### INPUT ROWS ###

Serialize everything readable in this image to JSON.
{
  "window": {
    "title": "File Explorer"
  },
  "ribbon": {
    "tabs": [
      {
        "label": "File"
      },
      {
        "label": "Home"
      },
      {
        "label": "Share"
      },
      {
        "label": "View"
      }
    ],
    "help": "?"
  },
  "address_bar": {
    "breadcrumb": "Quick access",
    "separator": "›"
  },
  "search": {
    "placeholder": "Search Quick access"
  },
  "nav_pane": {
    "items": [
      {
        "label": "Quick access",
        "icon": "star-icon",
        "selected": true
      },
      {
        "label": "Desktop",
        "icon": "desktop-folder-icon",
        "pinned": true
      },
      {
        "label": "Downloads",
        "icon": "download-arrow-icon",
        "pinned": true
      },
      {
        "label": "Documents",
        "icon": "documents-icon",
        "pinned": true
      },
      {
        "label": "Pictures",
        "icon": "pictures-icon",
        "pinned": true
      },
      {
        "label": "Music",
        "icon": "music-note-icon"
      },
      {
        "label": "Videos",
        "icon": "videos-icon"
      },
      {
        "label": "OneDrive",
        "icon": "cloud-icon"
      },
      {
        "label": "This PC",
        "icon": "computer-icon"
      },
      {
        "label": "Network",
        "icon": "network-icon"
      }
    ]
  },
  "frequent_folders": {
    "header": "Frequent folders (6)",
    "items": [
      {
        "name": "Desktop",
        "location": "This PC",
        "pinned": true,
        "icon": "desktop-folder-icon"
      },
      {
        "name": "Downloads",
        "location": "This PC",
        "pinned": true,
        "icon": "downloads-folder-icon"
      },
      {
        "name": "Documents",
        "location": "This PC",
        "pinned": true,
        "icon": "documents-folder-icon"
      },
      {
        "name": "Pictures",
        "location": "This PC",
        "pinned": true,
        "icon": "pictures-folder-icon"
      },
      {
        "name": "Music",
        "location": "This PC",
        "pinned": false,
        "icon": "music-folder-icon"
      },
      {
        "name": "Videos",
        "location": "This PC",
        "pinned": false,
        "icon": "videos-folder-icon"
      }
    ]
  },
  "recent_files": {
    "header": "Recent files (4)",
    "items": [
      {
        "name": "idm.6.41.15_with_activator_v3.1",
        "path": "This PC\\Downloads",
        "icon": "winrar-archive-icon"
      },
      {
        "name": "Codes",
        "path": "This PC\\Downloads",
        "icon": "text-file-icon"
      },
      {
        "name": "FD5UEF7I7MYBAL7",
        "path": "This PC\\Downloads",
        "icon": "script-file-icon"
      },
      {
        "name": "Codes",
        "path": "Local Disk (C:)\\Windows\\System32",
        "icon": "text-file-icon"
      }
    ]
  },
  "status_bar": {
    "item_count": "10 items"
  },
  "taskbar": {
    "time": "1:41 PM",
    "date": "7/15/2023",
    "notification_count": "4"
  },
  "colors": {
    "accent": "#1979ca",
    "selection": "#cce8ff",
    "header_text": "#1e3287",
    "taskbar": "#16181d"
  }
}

###

TASK TO COMPLETE
Reproduce the listing shown above in its entirety, exactly.

REPLY
Serialize everything readable in this image to JSON.
{
  "window": {
    "title": "File Explorer"
  },
  "ribbon": {
    "tabs": [
      {
        "label": "File"
      },
      {
        "label": "Home"
      },
      {
        "label": "Share"
      },
      {
        "label": "View"
      }
    ],
    "help": "?"
  },
  "address_bar": {
    "breadcrumb": "Quick access",
    "separator": "›"
  },
  "search": {
    "placeholder": "Search Quick access"
  },
  "nav_pane": {
    "items": [
      {
        "label": "Quick access",
        "icon": "star-icon",
        "selected": true
      },
      {
        "label": "Desktop",
        "icon": "desktop-folder-icon",
        "pinned": true
      },
      {
        "label": "Downloads",
        "icon": "download-arrow-icon",
        "pinned": true
      },
      {
        "label": "Documents",
        "icon": "documents-icon",
        "pinned": true
      },
      {
        "label": "Pictures",
        "icon": "pictures-icon",
        "pinned": true
      },
      {
        "label": "Music",
        "icon": "music-note-icon"
      },
      {
        "label": "Videos",
        "icon": "videos-icon"
      },
      {
        "label": "OneDrive",
        "icon": "cloud-icon"
      },
      {
        "label": "This PC",
        "icon": "computer-icon"
      },
      {
        "label": "Network",
        "icon": "network-icon"
      }
    ]
  },
  "frequent_folders": {
    "header": "Frequent folders (6)",
    "items": [
      {
        "name": "Desktop",
        "location": "This PC",
        "pinned": true,
        "icon": "desktop-folder-icon"
      },
      {
        "name": "Downloads",
        "location": "This PC",
        "pinned": true,
        "icon": "downloads-folder-icon"
      },
      {
        "name": "Documents",
        "location": "This PC",
        "pinned": true,
        "icon": "documents-folder-icon"
      },
      {
        "name": "Pictures",
        "location": "This PC",
        "pinned": true,
        "icon": "pictures-folder-icon"
      },
      {
        "name": "Music",
        "location": "This PC",
        "pinned": false,
        "icon": "music-folder-icon"
      },
      {
        "name": "Videos",
        "location": "This PC",
        "pinned": false,
        "icon": "videos-folder-icon"
      }
    ]
  },
  "recent_files": {
    "header": "Recent files (4)",
    "items": [
      {
        "name": "idm.6.41.15_with_activator_v3.1",
        "path": "This PC\\Downloads",
        "icon": "winrar-archive-icon"
      },
      {
        "name": "Codes",
        "path": "This PC\\Downloads",
        "icon": "text-file-icon"
      },
      {
        "name": "FD5UEF7I7MYBAL7",
        "path": "This PC\\Downloads",
        "icon": "script-file-icon"
      },
      {
        "name": "Codes",
        "path": "Local Disk (C:)\\Windows\\System32",
        "icon": "text-file-icon"
      }
    ]
  },
  "status_bar": {
    "item_count": "10 items"
  },
  "taskbar": {
    "time": "1:41 PM",
    "date": "7/15/2023",
    "notification_count": "4"
  },
  "colors": {
    "accent": "#1979ca",
    "selection": "#cce8ff",
    "header_text": "#1e3287",
    "taskbar": "#16181d"
  }
}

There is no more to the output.